## BEGIN RECORDS FOR THE TASK

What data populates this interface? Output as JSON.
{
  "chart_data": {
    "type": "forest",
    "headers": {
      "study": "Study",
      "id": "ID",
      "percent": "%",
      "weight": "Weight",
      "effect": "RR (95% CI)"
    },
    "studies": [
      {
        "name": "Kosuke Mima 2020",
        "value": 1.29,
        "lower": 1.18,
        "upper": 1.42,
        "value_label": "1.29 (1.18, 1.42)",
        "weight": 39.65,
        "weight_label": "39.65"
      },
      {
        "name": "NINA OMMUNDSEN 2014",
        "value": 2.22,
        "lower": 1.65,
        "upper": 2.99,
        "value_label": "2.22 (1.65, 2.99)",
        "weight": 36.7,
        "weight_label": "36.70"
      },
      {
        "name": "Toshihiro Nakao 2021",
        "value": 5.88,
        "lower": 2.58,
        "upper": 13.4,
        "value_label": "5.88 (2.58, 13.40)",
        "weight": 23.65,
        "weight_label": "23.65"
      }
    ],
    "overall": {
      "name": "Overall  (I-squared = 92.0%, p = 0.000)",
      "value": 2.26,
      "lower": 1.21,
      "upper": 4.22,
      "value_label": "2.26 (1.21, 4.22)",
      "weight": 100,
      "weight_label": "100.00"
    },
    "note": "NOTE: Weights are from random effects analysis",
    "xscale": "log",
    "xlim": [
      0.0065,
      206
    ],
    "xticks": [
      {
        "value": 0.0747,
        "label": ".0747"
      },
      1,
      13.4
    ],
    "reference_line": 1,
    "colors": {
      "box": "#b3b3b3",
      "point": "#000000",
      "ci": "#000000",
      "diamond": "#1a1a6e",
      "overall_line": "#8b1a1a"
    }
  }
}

## END RECORDS FOR THE TASK

- [SHORT EXERCISE]:
Using the listing above, state the number of lines that hold "upper", with no other text.

- [COMPLETE ANSWER]:
4